Input.

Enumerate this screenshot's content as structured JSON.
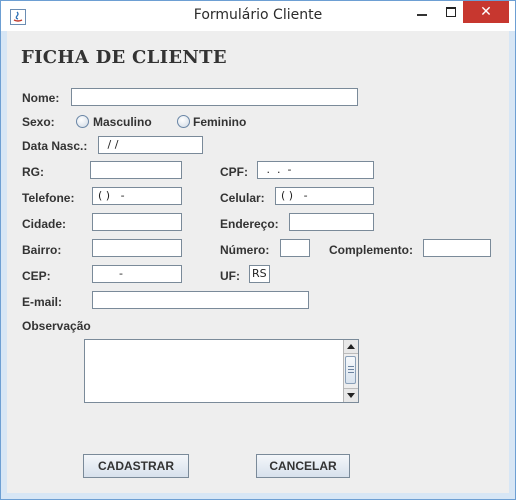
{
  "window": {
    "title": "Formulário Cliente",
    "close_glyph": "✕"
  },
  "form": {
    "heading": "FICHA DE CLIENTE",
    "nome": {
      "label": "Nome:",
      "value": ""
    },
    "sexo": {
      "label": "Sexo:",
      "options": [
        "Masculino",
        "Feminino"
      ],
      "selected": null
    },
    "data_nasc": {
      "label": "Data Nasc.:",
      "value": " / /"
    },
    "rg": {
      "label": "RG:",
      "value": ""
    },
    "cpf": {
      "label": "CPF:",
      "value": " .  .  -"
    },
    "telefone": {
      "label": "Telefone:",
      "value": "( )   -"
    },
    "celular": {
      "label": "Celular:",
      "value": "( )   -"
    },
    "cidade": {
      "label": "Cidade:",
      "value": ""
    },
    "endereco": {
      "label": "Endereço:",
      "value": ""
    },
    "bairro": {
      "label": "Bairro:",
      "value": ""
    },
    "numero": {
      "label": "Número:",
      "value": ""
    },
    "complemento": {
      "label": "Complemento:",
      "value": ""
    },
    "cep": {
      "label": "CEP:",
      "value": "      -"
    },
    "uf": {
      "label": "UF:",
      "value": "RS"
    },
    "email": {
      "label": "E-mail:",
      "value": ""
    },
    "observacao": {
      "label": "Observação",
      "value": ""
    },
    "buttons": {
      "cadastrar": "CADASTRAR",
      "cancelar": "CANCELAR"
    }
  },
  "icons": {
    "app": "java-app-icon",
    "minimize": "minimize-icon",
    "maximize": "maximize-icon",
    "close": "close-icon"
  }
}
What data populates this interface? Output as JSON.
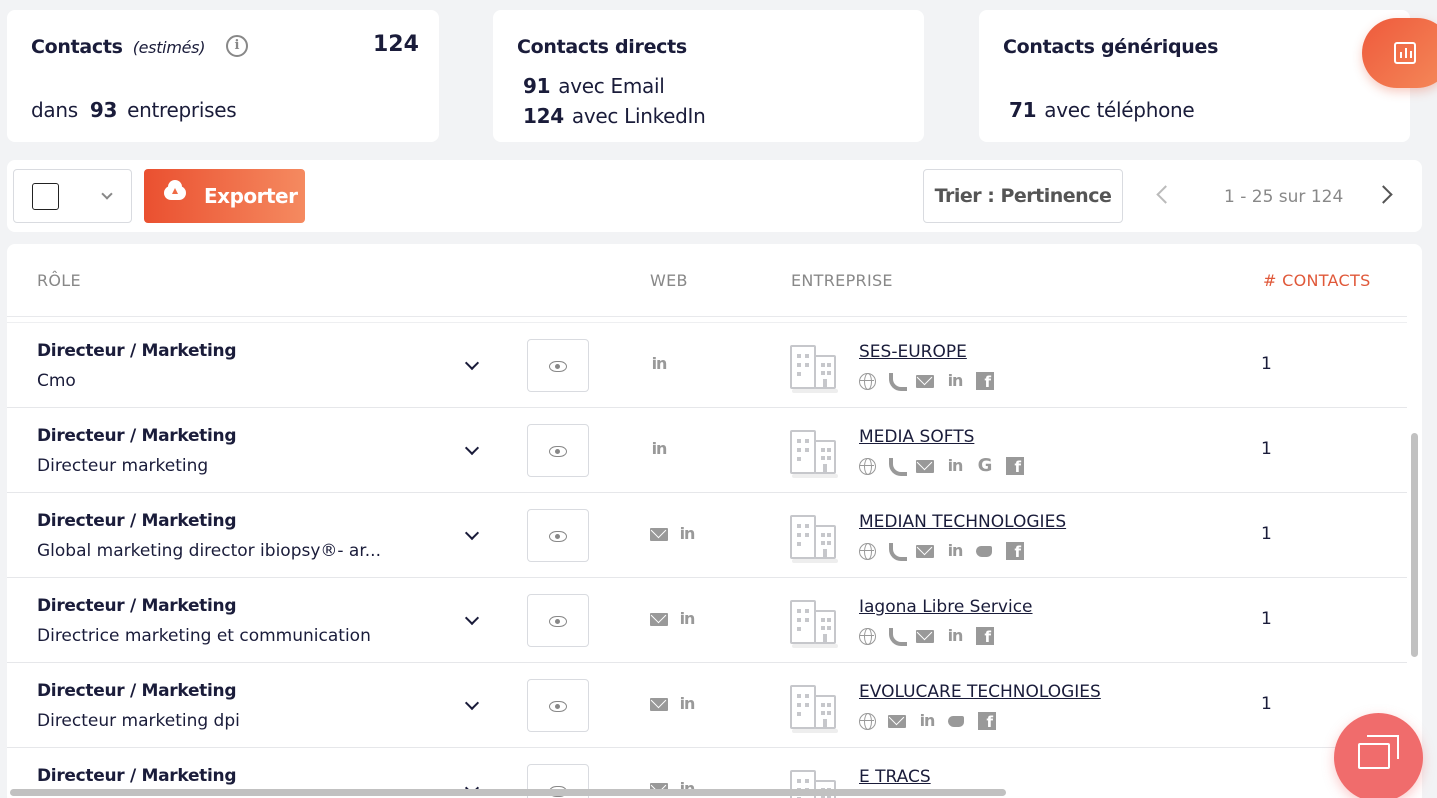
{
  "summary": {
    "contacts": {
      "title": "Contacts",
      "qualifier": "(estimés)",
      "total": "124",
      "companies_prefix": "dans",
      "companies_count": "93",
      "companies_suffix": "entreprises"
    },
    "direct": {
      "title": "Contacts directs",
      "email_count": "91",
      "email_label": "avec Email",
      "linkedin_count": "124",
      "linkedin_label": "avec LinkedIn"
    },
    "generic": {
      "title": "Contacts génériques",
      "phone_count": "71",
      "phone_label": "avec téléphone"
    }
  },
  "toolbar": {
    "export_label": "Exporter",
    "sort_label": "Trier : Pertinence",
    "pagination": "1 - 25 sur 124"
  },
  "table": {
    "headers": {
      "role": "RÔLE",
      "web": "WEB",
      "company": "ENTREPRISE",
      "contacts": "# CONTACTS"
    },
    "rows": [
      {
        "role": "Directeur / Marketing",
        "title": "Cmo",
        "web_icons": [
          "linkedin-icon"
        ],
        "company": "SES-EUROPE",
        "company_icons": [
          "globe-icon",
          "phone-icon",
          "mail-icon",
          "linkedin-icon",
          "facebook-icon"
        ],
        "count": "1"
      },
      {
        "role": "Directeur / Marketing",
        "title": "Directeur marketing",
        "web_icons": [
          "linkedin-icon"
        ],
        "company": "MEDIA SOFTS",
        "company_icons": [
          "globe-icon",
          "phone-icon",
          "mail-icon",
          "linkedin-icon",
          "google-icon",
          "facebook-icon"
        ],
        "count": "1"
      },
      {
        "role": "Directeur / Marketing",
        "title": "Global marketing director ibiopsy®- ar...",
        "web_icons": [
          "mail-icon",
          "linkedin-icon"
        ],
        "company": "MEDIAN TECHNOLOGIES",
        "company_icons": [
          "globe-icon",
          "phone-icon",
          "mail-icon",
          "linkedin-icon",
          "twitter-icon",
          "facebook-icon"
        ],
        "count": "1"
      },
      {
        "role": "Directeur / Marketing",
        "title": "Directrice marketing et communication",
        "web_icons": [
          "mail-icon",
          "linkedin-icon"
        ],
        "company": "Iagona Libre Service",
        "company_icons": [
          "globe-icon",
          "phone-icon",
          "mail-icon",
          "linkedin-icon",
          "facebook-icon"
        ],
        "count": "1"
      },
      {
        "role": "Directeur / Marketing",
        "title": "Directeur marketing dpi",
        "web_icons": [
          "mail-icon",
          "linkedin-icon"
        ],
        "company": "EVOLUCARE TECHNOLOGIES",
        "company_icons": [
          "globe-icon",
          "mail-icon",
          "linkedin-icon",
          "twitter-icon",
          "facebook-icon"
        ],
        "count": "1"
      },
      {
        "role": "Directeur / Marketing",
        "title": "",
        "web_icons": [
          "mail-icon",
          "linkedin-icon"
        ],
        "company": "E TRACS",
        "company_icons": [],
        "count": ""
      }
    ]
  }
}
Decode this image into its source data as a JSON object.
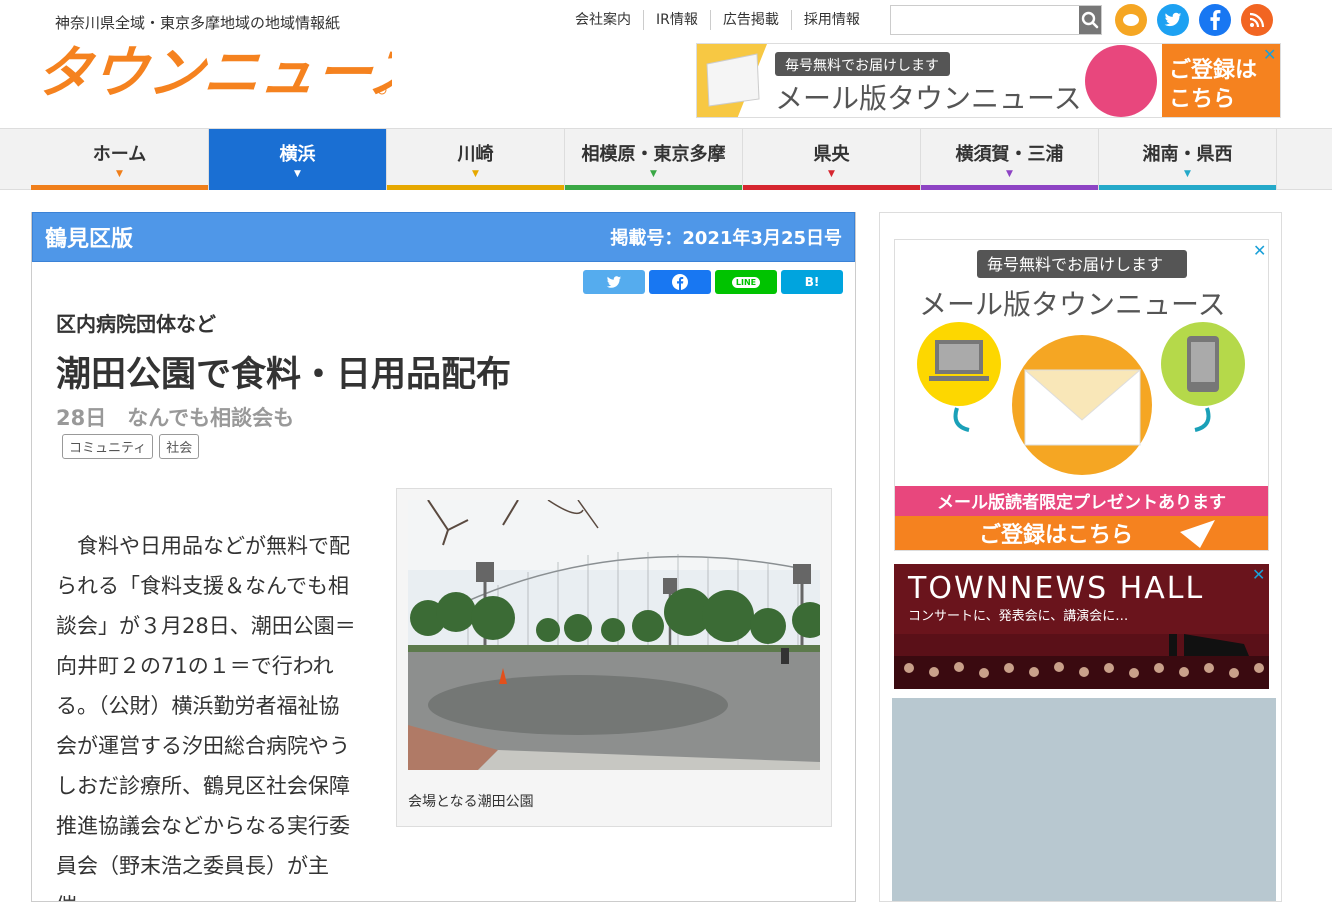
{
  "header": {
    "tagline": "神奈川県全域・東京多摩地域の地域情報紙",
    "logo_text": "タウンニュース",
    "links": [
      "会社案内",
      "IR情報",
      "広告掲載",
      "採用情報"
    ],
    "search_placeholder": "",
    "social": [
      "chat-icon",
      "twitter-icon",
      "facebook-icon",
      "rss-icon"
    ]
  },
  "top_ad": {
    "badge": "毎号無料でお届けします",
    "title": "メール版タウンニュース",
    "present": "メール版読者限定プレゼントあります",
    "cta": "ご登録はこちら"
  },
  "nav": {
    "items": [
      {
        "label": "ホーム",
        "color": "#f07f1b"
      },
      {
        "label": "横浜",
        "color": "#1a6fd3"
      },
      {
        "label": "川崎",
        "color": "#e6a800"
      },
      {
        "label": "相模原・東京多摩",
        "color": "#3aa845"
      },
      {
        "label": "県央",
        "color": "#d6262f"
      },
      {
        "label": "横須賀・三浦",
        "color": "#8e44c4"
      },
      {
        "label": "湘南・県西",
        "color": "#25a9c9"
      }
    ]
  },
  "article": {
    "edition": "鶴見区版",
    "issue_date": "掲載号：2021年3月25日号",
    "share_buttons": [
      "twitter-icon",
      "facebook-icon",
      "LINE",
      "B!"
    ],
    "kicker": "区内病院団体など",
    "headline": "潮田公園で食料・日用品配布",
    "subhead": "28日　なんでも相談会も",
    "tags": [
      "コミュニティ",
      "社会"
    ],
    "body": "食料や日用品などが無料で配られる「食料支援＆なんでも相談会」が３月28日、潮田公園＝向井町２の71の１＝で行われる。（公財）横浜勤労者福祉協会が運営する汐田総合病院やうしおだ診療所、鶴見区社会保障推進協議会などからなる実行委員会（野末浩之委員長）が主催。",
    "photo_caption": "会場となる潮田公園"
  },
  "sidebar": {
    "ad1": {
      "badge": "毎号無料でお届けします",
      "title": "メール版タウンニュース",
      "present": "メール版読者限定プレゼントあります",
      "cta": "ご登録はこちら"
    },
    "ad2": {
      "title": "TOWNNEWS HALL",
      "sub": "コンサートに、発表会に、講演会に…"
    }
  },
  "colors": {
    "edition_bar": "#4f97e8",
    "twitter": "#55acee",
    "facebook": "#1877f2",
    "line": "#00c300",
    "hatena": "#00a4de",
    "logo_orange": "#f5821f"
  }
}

The problem.
An exact transcription of all the entries is required, without the pictures.

Exercise response.
Enumerate this screenshot's content as structured JSON.
{
  "window": {
    "title": "Formulário Cliente",
    "close_glyph": "✕"
  },
  "form": {
    "heading": "FICHA DE CLIENTE",
    "nome": {
      "label": "Nome:",
      "value": ""
    },
    "sexo": {
      "label": "Sexo:",
      "options": [
        "Masculino",
        "Feminino"
      ],
      "selected": null
    },
    "data_nasc": {
      "label": "Data Nasc.:",
      "value": " / /"
    },
    "rg": {
      "label": "RG:",
      "value": ""
    },
    "cpf": {
      "label": "CPF:",
      "value": " .  .  -"
    },
    "telefone": {
      "label": "Telefone:",
      "value": "( )   -"
    },
    "celular": {
      "label": "Celular:",
      "value": "( )   -"
    },
    "cidade": {
      "label": "Cidade:",
      "value": ""
    },
    "endereco": {
      "label": "Endereço:",
      "value": ""
    },
    "bairro": {
      "label": "Bairro:",
      "value": ""
    },
    "numero": {
      "label": "Número:",
      "value": ""
    },
    "complemento": {
      "label": "Complemento:",
      "value": ""
    },
    "cep": {
      "label": "CEP:",
      "value": "      -"
    },
    "uf": {
      "label": "UF:",
      "value": "RS"
    },
    "email": {
      "label": "E-mail:",
      "value": ""
    },
    "observacao": {
      "label": "Observação",
      "value": ""
    },
    "buttons": {
      "cadastrar": "CADASTRAR",
      "cancelar": "CANCELAR"
    }
  },
  "icons": {
    "app": "java-app-icon",
    "minimize": "minimize-icon",
    "maximize": "maximize-icon",
    "close": "close-icon"
  }
}
What data populates this interface? Output as JSON.
{
  "summary": {
    "contacts": {
      "title": "Contacts",
      "qualifier": "(estimés)",
      "total": "124",
      "companies_prefix": "dans",
      "companies_count": "93",
      "companies_suffix": "entreprises"
    },
    "direct": {
      "title": "Contacts directs",
      "email_count": "91",
      "email_label": "avec Email",
      "linkedin_count": "124",
      "linkedin_label": "avec LinkedIn"
    },
    "generic": {
      "title": "Contacts génériques",
      "phone_count": "71",
      "phone_label": "avec téléphone"
    }
  },
  "toolbar": {
    "export_label": "Exporter",
    "sort_label": "Trier : Pertinence",
    "pagination": "1 - 25 sur 124"
  },
  "table": {
    "headers": {
      "role": "RÔLE",
      "web": "WEB",
      "company": "ENTREPRISE",
      "contacts": "# CONTACTS"
    },
    "rows": [
      {
        "role": "Directeur / Marketing",
        "title": "Cmo",
        "web_icons": [
          "linkedin-icon"
        ],
        "company": "SES-EUROPE",
        "company_icons": [
          "globe-icon",
          "phone-icon",
          "mail-icon",
          "linkedin-icon",
          "facebook-icon"
        ],
        "count": "1"
      },
      {
        "role": "Directeur / Marketing",
        "title": "Directeur marketing",
        "web_icons": [
          "linkedin-icon"
        ],
        "company": "MEDIA SOFTS",
        "company_icons": [
          "globe-icon",
          "phone-icon",
          "mail-icon",
          "linkedin-icon",
          "google-icon",
          "facebook-icon"
        ],
        "count": "1"
      },
      {
        "role": "Directeur / Marketing",
        "title": "Global marketing director ibiopsy®- ar...",
        "web_icons": [
          "mail-icon",
          "linkedin-icon"
        ],
        "company": "MEDIAN TECHNOLOGIES",
        "company_icons": [
          "globe-icon",
          "phone-icon",
          "mail-icon",
          "linkedin-icon",
          "twitter-icon",
          "facebook-icon"
        ],
        "count": "1"
      },
      {
        "role": "Directeur / Marketing",
        "title": "Directrice marketing et communication",
        "web_icons": [
          "mail-icon",
          "linkedin-icon"
        ],
        "company": "Iagona Libre Service",
        "company_icons": [
          "globe-icon",
          "phone-icon",
          "mail-icon",
          "linkedin-icon",
          "facebook-icon"
        ],
        "count": "1"
      },
      {
        "role": "Directeur / Marketing",
        "title": "Directeur marketing dpi",
        "web_icons": [
          "mail-icon",
          "linkedin-icon"
        ],
        "company": "EVOLUCARE TECHNOLOGIES",
        "company_icons": [
          "globe-icon",
          "mail-icon",
          "linkedin-icon",
          "twitter-icon",
          "facebook-icon"
        ],
        "count": "1"
      },
      {
        "role": "Directeur / Marketing",
        "title": "",
        "web_icons": [
          "mail-icon",
          "linkedin-icon"
        ],
        "company": "E TRACS",
        "company_icons": [],
        "count": ""
      }
    ]
  }
}
Decode this image into its source data as a JSON object.
{
  "header": {
    "tagline": "神奈川県全域・東京多摩地域の地域情報紙",
    "logo_text": "タウンニュース",
    "links": [
      "会社案内",
      "IR情報",
      "広告掲載",
      "採用情報"
    ],
    "search_placeholder": "",
    "social": [
      "chat-icon",
      "twitter-icon",
      "facebook-icon",
      "rss-icon"
    ]
  },
  "top_ad": {
    "badge": "毎号無料でお届けします",
    "title": "メール版タウンニュース",
    "present": "メール版読者限定プレゼントあります",
    "cta": "ご登録はこちら"
  },
  "nav": {
    "items": [
      {
        "label": "ホーム",
        "color": "#f07f1b"
      },
      {
        "label": "横浜",
        "color": "#1a6fd3"
      },
      {
        "label": "川崎",
        "color": "#e6a800"
      },
      {
        "label": "相模原・東京多摩",
        "color": "#3aa845"
      },
      {
        "label": "県央",
        "color": "#d6262f"
      },
      {
        "label": "横須賀・三浦",
        "color": "#8e44c4"
      },
      {
        "label": "湘南・県西",
        "color": "#25a9c9"
      }
    ]
  },
  "article": {
    "edition": "鶴見区版",
    "issue_date": "掲載号：2021年3月25日号",
    "share_buttons": [
      "twitter-icon",
      "facebook-icon",
      "LINE",
      "B!"
    ],
    "kicker": "区内病院団体など",
    "headline": "潮田公園で食料・日用品配布",
    "subhead": "28日　なんでも相談会も",
    "tags": [
      "コミュニティ",
      "社会"
    ],
    "body": "食料や日用品などが無料で配られる「食料支援＆なんでも相談会」が３月28日、潮田公園＝向井町２の71の１＝で行われる。（公財）横浜勤労者福祉協会が運営する汐田総合病院やうしおだ診療所、鶴見区社会保障推進協議会などからなる実行委員会（野末浩之委員長）が主催。",
    "photo_caption": "会場となる潮田公園"
  },
  "sidebar": {
    "ad1": {
      "badge": "毎号無料でお届けします",
      "title": "メール版タウンニュース",
      "present": "メール版読者限定プレゼントあります",
      "cta": "ご登録はこちら"
    },
    "ad2": {
      "title": "TOWNNEWS HALL",
      "sub": "コンサートに、発表会に、講演会に…"
    }
  },
  "colors": {
    "edition_bar": "#4f97e8",
    "twitter": "#55acee",
    "facebook": "#1877f2",
    "line": "#00c300",
    "hatena": "#00a4de",
    "logo_orange": "#f5821f"
  }
}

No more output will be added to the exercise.